To do — Repeat the entire listing exactly.

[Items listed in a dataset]
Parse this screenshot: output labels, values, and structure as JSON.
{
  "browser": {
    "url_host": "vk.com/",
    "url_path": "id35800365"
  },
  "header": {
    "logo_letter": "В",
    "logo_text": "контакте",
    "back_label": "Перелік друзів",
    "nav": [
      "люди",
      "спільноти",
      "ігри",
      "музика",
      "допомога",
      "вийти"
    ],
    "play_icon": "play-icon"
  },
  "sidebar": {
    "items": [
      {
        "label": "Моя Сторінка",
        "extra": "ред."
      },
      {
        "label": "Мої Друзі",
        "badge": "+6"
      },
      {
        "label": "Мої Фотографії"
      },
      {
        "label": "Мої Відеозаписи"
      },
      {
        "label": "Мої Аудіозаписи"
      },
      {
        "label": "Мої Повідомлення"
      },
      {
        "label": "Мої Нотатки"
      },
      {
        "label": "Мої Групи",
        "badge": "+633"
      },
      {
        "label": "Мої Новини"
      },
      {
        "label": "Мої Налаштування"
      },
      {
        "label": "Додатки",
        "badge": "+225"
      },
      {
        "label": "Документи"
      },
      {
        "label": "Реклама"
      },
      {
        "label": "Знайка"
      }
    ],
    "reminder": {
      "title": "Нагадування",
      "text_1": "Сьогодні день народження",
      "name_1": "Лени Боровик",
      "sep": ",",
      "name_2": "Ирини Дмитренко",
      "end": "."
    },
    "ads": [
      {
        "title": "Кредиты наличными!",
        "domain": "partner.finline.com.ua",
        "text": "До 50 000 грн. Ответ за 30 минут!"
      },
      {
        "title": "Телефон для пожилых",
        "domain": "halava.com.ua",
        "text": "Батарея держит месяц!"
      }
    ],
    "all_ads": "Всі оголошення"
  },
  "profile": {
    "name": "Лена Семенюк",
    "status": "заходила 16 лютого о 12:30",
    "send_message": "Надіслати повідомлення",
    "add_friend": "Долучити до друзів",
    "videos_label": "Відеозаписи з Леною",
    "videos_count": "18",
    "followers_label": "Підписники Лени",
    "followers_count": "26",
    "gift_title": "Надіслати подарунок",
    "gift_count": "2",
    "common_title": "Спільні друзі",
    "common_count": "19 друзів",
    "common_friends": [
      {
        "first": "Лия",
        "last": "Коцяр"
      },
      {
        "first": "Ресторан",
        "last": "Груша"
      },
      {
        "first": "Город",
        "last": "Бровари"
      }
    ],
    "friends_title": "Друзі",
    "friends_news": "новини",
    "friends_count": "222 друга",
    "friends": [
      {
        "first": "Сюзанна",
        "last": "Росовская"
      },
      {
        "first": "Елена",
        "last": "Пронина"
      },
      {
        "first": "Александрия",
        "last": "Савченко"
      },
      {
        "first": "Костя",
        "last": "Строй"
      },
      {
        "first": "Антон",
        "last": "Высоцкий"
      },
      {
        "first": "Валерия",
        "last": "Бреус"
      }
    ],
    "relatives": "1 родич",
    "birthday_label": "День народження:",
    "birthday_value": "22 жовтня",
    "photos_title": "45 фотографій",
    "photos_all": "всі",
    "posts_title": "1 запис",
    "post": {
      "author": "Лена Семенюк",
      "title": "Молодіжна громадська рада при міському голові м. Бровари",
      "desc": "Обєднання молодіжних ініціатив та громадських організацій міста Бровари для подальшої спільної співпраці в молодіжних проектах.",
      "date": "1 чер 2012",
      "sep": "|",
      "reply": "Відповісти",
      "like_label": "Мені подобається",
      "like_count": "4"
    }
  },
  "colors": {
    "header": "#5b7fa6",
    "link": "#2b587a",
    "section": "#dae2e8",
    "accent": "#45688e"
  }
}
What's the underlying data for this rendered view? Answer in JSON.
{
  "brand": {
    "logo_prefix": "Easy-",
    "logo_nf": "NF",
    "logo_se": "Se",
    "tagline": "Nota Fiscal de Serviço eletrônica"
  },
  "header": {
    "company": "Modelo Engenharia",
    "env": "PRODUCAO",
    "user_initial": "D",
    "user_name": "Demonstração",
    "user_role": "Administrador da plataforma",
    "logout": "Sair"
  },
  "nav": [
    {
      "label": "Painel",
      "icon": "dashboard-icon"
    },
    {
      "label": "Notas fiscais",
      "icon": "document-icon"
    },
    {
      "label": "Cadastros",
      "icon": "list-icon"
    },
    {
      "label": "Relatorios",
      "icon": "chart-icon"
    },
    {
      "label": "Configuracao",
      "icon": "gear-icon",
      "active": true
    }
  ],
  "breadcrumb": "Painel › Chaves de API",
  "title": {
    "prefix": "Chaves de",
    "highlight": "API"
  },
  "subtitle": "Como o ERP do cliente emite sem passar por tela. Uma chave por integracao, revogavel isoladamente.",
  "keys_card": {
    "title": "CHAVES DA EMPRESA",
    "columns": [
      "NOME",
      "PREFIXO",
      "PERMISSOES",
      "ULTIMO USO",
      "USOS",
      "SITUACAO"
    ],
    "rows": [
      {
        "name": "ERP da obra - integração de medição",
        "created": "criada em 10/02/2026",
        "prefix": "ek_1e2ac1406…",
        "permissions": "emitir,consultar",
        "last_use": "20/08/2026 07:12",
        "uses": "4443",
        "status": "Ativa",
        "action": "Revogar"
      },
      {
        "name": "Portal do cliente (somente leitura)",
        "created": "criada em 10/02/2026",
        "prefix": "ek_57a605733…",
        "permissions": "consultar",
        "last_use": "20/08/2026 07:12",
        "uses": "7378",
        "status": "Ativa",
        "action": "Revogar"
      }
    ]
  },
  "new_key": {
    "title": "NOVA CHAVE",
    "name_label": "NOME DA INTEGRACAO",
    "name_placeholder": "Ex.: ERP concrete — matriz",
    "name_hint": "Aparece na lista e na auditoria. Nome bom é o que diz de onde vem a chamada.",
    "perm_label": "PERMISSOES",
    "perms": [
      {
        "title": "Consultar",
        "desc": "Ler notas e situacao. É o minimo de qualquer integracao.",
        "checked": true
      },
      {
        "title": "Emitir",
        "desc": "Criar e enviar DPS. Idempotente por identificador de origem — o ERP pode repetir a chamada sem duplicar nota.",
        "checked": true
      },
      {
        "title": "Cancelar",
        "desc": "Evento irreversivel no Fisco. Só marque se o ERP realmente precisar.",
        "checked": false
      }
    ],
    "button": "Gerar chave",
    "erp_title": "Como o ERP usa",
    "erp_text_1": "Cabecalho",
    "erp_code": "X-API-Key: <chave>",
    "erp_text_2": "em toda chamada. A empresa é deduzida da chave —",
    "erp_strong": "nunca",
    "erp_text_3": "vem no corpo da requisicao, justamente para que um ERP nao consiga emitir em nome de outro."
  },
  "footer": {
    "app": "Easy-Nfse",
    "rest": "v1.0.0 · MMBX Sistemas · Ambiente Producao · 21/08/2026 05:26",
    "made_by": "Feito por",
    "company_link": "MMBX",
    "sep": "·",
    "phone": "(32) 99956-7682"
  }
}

Solution to the problem —
Parse this screenshot: output labels, values, and structure as JSON.
{
  "browser": {
    "url_host": "vk.com/",
    "url_path": "id35800365"
  },
  "header": {
    "logo_letter": "В",
    "logo_text": "контакте",
    "back_label": "Перелік друзів",
    "nav": [
      "люди",
      "спільноти",
      "ігри",
      "музика",
      "допомога",
      "вийти"
    ],
    "play_icon": "play-icon"
  },
  "sidebar": {
    "items": [
      {
        "label": "Моя Сторінка",
        "extra": "ред."
      },
      {
        "label": "Мої Друзі",
        "badge": "+6"
      },
      {
        "label": "Мої Фотографії"
      },
      {
        "label": "Мої Відеозаписи"
      },
      {
        "label": "Мої Аудіозаписи"
      },
      {
        "label": "Мої Повідомлення"
      },
      {
        "label": "Мої Нотатки"
      },
      {
        "label": "Мої Групи",
        "badge": "+633"
      },
      {
        "label": "Мої Новини"
      },
      {
        "label": "Мої Налаштування"
      },
      {
        "label": "Додатки",
        "badge": "+225"
      },
      {
        "label": "Документи"
      },
      {
        "label": "Реклама"
      },
      {
        "label": "Знайка"
      }
    ],
    "reminder": {
      "title": "Нагадування",
      "text_1": "Сьогодні день народження",
      "name_1": "Лени Боровик",
      "sep": ",",
      "name_2": "Ирини Дмитренко",
      "end": "."
    },
    "ads": [
      {
        "title": "Кредиты наличными!",
        "domain": "partner.finline.com.ua",
        "text": "До 50 000 грн. Ответ за 30 минут!"
      },
      {
        "title": "Телефон для пожилых",
        "domain": "halava.com.ua",
        "text": "Батарея держит месяц!"
      }
    ],
    "all_ads": "Всі оголошення"
  },
  "profile": {
    "name": "Лена Семенюк",
    "status": "заходила 16 лютого о 12:30",
    "send_message": "Надіслати повідомлення",
    "add_friend": "Долучити до друзів",
    "videos_label": "Відеозаписи з Леною",
    "videos_count": "18",
    "followers_label": "Підписники Лени",
    "followers_count": "26",
    "gift_title": "Надіслати подарунок",
    "gift_count": "2",
    "common_title": "Спільні друзі",
    "common_count": "19 друзів",
    "common_friends": [
      {
        "first": "Лия",
        "last": "Коцяр"
      },
      {
        "first": "Ресторан",
        "last": "Груша"
      },
      {
        "first": "Город",
        "last": "Бровари"
      }
    ],
    "friends_title": "Друзі",
    "friends_news": "новини",
    "friends_count": "222 друга",
    "friends": [
      {
        "first": "Сюзанна",
        "last": "Росовская"
      },
      {
        "first": "Елена",
        "last": "Пронина"
      },
      {
        "first": "Александрия",
        "last": "Савченко"
      },
      {
        "first": "Костя",
        "last": "Строй"
      },
      {
        "first": "Антон",
        "last": "Высоцкий"
      },
      {
        "first": "Валерия",
        "last": "Бреус"
      }
    ],
    "relatives": "1 родич",
    "birthday_label": "День народження:",
    "birthday_value": "22 жовтня",
    "photos_title": "45 фотографій",
    "photos_all": "всі",
    "posts_title": "1 запис",
    "post": {
      "author": "Лена Семенюк",
      "title": "Молодіжна громадська рада при міському голові м. Бровари",
      "desc": "Обєднання молодіжних ініціатив та громадських організацій міста Бровари для подальшої спільної співпраці в молодіжних проектах.",
      "date": "1 чер 2012",
      "sep": "|",
      "reply": "Відповісти",
      "like_label": "Мені подобається",
      "like_count": "4"
    }
  },
  "colors": {
    "header": "#5b7fa6",
    "link": "#2b587a",
    "section": "#dae2e8",
    "accent": "#45688e"
  }
}
What's the underlying data for this rendered view? Answer in JSON.
{
  "brand": {
    "logo_prefix": "Easy-",
    "logo_nf": "NF",
    "logo_se": "Se",
    "tagline": "Nota Fiscal de Serviço eletrônica"
  },
  "header": {
    "company": "Modelo Engenharia",
    "env": "PRODUCAO",
    "user_initial": "D",
    "user_name": "Demonstração",
    "user_role": "Administrador da plataforma",
    "logout": "Sair"
  },
  "nav": [
    {
      "label": "Painel",
      "icon": "dashboard-icon"
    },
    {
      "label": "Notas fiscais",
      "icon": "document-icon"
    },
    {
      "label": "Cadastros",
      "icon": "list-icon"
    },
    {
      "label": "Relatorios",
      "icon": "chart-icon"
    },
    {
      "label": "Configuracao",
      "icon": "gear-icon",
      "active": true
    }
  ],
  "breadcrumb": "Painel › Chaves de API",
  "title": {
    "prefix": "Chaves de",
    "highlight": "API"
  },
  "subtitle": "Como o ERP do cliente emite sem passar por tela. Uma chave por integracao, revogavel isoladamente.",
  "keys_card": {
    "title": "CHAVES DA EMPRESA",
    "columns": [
      "NOME",
      "PREFIXO",
      "PERMISSOES",
      "ULTIMO USO",
      "USOS",
      "SITUACAO"
    ],
    "rows": [
      {
        "name": "ERP da obra - integração de medição",
        "created": "criada em 10/02/2026",
        "prefix": "ek_1e2ac1406…",
        "permissions": "emitir,consultar",
        "last_use": "20/08/2026 07:12",
        "uses": "4443",
        "status": "Ativa",
        "action": "Revogar"
      },
      {
        "name": "Portal do cliente (somente leitura)",
        "created": "criada em 10/02/2026",
        "prefix": "ek_57a605733…",
        "permissions": "consultar",
        "last_use": "20/08/2026 07:12",
        "uses": "7378",
        "status": "Ativa",
        "action": "Revogar"
      }
    ]
  },
  "new_key": {
    "title": "NOVA CHAVE",
    "name_label": "NOME DA INTEGRACAO",
    "name_placeholder": "Ex.: ERP concrete — matriz",
    "name_hint": "Aparece na lista e na auditoria. Nome bom é o que diz de onde vem a chamada.",
    "perm_label": "PERMISSOES",
    "perms": [
      {
        "title": "Consultar",
        "desc": "Ler notas e situacao. É o minimo de qualquer integracao.",
        "checked": true
      },
      {
        "title": "Emitir",
        "desc": "Criar e enviar DPS. Idempotente por identificador de origem — o ERP pode repetir a chamada sem duplicar nota.",
        "checked": true
      },
      {
        "title": "Cancelar",
        "desc": "Evento irreversivel no Fisco. Só marque se o ERP realmente precisar.",
        "checked": false
      }
    ],
    "button": "Gerar chave",
    "erp_title": "Como o ERP usa",
    "erp_text_1": "Cabecalho",
    "erp_code": "X-API-Key: <chave>",
    "erp_text_2": "em toda chamada. A empresa é deduzida da chave —",
    "erp_strong": "nunca",
    "erp_text_3": "vem no corpo da requisicao, justamente para que um ERP nao consiga emitir em nome de outro."
  },
  "footer": {
    "app": "Easy-Nfse",
    "rest": "v1.0.0 · MMBX Sistemas · Ambiente Producao · 21/08/2026 05:26",
    "made_by": "Feito por",
    "company_link": "MMBX",
    "sep": "·",
    "phone": "(32) 99956-7682"
  }
}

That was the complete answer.